:: EXERCISE ::
Format the data as a numbered list, from its first line through the line containing "- badge-season: 2022년 5차", including that line, and leave out any blank lines.

======== MATERIAL FOR THE TASK ========

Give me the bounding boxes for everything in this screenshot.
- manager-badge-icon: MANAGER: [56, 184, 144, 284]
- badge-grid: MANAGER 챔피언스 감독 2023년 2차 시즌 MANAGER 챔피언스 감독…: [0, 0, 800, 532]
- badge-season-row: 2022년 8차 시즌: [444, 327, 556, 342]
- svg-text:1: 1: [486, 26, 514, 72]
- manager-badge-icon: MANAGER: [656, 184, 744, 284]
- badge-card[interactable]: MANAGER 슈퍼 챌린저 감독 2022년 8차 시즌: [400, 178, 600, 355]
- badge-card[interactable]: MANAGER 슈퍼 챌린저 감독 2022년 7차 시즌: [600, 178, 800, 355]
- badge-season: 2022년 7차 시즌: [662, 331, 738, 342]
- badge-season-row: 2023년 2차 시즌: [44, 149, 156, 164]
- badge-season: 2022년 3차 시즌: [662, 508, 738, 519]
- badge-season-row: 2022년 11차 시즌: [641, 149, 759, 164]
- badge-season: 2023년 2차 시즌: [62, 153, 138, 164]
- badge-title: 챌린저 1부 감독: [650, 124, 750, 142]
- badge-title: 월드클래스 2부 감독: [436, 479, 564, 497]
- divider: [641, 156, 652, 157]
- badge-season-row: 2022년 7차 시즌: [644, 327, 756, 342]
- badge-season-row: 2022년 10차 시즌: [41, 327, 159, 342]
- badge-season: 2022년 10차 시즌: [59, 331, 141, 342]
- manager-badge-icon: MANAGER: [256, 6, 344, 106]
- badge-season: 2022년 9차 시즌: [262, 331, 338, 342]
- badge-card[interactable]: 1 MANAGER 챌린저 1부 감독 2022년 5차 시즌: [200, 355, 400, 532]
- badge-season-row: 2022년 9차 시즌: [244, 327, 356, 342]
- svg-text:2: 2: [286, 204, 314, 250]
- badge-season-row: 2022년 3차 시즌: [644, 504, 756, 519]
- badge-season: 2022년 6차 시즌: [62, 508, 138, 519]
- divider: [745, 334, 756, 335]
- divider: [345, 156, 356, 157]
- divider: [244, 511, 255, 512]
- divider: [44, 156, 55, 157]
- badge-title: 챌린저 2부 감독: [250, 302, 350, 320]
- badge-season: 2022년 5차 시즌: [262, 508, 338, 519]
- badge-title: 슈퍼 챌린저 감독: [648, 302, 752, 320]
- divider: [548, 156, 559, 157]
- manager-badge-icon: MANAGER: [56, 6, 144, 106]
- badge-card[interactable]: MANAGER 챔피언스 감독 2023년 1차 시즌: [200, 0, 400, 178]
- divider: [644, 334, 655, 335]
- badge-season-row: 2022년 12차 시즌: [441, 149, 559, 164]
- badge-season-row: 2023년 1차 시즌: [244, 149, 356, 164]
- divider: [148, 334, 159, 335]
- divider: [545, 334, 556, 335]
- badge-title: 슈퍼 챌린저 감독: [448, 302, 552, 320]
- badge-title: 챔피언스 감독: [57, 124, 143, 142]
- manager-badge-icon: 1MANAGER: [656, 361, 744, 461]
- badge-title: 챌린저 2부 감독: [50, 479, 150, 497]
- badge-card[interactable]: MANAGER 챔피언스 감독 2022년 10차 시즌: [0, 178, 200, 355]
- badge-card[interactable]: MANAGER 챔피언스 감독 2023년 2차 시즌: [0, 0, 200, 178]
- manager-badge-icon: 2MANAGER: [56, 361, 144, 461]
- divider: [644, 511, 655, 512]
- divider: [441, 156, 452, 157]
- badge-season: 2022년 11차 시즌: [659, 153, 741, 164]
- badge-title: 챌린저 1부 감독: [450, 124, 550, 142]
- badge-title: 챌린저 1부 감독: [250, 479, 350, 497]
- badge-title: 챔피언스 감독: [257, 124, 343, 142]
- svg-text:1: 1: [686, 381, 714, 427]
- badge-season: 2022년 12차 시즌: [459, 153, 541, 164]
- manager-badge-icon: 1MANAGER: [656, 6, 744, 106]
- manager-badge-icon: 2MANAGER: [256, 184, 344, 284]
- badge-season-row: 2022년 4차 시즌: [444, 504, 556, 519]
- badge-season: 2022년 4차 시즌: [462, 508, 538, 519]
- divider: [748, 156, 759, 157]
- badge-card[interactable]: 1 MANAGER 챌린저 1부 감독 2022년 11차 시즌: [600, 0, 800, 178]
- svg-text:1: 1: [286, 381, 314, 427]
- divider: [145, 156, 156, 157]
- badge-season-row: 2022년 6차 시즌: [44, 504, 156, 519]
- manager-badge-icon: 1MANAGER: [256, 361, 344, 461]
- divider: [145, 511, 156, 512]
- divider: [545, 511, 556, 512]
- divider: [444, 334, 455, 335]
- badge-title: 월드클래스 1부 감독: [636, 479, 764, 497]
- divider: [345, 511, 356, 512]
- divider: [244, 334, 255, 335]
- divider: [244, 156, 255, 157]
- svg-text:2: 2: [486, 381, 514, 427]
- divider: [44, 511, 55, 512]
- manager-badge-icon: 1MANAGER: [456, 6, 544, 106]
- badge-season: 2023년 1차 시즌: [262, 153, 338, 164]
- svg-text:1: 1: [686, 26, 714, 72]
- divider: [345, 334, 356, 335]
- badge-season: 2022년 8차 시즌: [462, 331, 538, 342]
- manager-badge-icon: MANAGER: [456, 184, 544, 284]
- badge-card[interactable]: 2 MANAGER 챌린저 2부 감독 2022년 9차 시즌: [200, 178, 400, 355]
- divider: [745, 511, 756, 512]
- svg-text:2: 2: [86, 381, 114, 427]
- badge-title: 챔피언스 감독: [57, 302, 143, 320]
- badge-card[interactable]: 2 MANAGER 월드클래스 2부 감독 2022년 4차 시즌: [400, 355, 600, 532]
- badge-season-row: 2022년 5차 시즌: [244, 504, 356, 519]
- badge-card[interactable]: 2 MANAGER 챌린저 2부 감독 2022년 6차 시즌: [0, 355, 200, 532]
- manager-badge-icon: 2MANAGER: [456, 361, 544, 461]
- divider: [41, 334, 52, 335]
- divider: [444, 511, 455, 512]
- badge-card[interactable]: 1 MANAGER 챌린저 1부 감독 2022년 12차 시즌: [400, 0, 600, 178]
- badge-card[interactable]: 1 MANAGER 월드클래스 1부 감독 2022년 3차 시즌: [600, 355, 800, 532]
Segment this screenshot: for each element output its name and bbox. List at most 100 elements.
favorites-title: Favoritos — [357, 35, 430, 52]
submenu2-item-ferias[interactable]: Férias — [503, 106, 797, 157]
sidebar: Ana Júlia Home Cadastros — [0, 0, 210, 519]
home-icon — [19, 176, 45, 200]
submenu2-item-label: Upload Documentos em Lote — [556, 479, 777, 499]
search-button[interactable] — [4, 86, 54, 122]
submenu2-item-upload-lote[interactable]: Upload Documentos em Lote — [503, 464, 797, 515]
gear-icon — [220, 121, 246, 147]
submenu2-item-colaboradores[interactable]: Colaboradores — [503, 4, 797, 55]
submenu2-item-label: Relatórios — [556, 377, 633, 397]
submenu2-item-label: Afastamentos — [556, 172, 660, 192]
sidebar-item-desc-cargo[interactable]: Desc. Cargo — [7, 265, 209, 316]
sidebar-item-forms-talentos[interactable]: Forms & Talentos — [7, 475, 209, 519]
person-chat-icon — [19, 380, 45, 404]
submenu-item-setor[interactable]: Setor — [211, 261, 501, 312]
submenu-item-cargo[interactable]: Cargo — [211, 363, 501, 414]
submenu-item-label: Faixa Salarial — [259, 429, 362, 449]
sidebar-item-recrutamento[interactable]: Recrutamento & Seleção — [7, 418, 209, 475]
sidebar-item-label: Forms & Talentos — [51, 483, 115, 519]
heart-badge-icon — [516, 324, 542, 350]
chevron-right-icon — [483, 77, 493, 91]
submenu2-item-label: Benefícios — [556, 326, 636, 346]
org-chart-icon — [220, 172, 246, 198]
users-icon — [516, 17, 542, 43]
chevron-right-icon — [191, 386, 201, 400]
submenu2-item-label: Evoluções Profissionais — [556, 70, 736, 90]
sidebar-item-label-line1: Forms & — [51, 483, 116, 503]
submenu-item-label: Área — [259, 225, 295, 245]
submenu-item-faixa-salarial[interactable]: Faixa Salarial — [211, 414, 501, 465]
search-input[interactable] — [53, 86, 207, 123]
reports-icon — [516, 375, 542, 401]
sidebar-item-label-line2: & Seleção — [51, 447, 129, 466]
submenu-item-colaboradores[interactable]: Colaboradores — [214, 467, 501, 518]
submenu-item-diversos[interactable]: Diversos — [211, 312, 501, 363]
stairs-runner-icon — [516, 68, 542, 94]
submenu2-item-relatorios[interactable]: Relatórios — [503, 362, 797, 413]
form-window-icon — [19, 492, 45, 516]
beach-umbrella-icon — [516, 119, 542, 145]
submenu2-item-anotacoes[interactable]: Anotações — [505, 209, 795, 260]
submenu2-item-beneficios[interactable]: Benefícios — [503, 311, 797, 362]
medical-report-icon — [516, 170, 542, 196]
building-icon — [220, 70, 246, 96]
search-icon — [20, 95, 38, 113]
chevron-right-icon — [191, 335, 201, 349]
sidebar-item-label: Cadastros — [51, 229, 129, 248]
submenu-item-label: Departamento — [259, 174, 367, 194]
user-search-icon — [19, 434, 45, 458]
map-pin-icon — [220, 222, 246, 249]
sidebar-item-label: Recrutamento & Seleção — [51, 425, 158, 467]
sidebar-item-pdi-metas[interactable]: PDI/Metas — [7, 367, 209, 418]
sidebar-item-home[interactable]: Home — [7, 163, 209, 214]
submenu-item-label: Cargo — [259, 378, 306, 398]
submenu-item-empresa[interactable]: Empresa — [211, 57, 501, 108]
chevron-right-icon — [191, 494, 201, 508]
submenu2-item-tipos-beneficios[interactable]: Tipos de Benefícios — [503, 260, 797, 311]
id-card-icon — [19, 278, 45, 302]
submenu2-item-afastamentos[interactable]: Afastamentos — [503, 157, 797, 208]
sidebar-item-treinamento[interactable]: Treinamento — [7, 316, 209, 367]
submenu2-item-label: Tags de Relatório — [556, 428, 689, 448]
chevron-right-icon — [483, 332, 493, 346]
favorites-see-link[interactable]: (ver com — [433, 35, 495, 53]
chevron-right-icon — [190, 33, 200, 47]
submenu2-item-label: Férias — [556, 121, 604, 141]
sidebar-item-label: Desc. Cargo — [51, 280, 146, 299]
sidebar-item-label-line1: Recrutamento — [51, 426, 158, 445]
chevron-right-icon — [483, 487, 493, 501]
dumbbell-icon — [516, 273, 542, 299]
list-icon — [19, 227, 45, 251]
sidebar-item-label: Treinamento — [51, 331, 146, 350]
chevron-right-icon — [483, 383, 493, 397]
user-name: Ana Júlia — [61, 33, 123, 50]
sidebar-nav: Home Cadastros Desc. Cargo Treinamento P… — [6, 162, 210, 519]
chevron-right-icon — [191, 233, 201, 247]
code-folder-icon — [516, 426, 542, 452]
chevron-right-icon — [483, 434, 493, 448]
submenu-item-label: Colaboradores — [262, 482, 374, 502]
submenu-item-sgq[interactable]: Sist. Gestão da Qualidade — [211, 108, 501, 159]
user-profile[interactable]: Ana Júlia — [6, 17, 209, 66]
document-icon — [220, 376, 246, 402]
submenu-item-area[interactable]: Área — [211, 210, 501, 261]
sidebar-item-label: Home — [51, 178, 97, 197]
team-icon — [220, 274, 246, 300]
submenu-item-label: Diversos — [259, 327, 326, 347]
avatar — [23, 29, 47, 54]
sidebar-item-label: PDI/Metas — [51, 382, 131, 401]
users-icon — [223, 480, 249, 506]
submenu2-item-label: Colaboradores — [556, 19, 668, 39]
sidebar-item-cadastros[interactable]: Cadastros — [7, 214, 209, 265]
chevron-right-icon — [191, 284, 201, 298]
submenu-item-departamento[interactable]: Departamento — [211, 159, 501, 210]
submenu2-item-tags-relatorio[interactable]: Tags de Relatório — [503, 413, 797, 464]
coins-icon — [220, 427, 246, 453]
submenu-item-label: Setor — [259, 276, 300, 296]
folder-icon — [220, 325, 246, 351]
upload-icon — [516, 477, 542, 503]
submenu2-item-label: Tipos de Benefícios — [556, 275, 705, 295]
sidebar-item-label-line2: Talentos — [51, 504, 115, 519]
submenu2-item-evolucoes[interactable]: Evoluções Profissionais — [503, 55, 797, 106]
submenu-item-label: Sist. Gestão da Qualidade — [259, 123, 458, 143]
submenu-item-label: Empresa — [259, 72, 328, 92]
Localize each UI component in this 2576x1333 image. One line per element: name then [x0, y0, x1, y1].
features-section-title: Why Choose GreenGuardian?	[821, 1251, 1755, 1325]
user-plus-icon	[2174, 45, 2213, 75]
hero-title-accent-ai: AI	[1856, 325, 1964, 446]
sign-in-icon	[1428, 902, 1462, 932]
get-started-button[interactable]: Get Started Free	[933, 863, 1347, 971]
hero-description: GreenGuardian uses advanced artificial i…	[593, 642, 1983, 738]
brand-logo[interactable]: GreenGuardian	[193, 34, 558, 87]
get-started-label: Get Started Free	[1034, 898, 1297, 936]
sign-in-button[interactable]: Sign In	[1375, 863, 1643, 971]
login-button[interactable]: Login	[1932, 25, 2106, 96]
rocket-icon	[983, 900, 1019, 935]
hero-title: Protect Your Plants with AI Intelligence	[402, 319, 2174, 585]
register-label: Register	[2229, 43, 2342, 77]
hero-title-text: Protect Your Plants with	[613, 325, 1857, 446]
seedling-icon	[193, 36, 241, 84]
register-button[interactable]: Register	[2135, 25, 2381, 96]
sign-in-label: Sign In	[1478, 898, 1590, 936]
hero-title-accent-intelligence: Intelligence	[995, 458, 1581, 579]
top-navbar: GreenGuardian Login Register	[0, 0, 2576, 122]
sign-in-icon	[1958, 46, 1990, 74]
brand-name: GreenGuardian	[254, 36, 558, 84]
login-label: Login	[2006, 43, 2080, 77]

========

:: TASK RESULT ::
1. Give me the bounding boxes for everything in this screenshot.
2. - manager-badge-icon: MANAGER: [56, 184, 144, 284]
3. - badge-grid: MANAGER 챔피언스 감독 2023년 2차 시즌 MANAGER 챔피언스 감독…: [0, 0, 800, 532]
4. - badge-season-row: 2022년 8차 시즌: [444, 327, 556, 342]
5. - svg-text:1: 1: [486, 26, 514, 72]
6. - manager-badge-icon: MANAGER: [656, 184, 744, 284]
7. - badge-card[interactable]: MANAGER 슈퍼 챌린저 감독 2022년 8차 시즌: [400, 178, 600, 355]
8. - badge-card[interactable]: MANAGER 슈퍼 챌린저 감독 2022년 7차 시즌: [600, 178, 800, 355]
9. - badge-season: 2022년 7차 시즌: [662, 331, 738, 342]
10. - badge-season-row: 2023년 2차 시즌: [44, 149, 156, 164]
11. - badge-season: 2022년 3차 시즌: [662, 508, 738, 519]
12. - badge-season-row: 2022년 11차 시즌: [641, 149, 759, 164]
13. - badge-season: 2023년 2차 시즌: [62, 153, 138, 164]
14. - badge-title: 챌린저 1부 감독: [650, 124, 750, 142]
15. - badge-title: 월드클래스 2부 감독: [436, 479, 564, 497]
16. - divider: [641, 156, 652, 157]
17. - badge-season-row: 2022년 7차 시즌: [644, 327, 756, 342]
18. - badge-season-row: 2022년 10차 시즌: [41, 327, 159, 342]
19. - badge-season: 2022년 10차 시즌: [59, 331, 141, 342]
20. - manager-badge-icon: MANAGER: [256, 6, 344, 106]
21. - badge-season: 2022년 9차 시즌: [262, 331, 338, 342]
22. - badge-card[interactable]: 1 MANAGER 챌린저 1부 감독 2022년 5차 시즌: [200, 355, 400, 532]
23. - badge-season-row: 2022년 9차 시즌: [244, 327, 356, 342]
24. - svg-text:2: 2: [286, 204, 314, 250]
25. - badge-season-row: 2022년 3차 시즌: [644, 504, 756, 519]
26. - badge-season: 2022년 6차 시즌: [62, 508, 138, 519]
27. - divider: [745, 334, 756, 335]
28. - divider: [345, 156, 356, 157]
29. - divider: [244, 511, 255, 512]
30. - divider: [44, 156, 55, 157]
31. - badge-title: 챌린저 2부 감독: [250, 302, 350, 320]
32. - badge-season: 2022년 5차 시즌: [262, 508, 338, 519]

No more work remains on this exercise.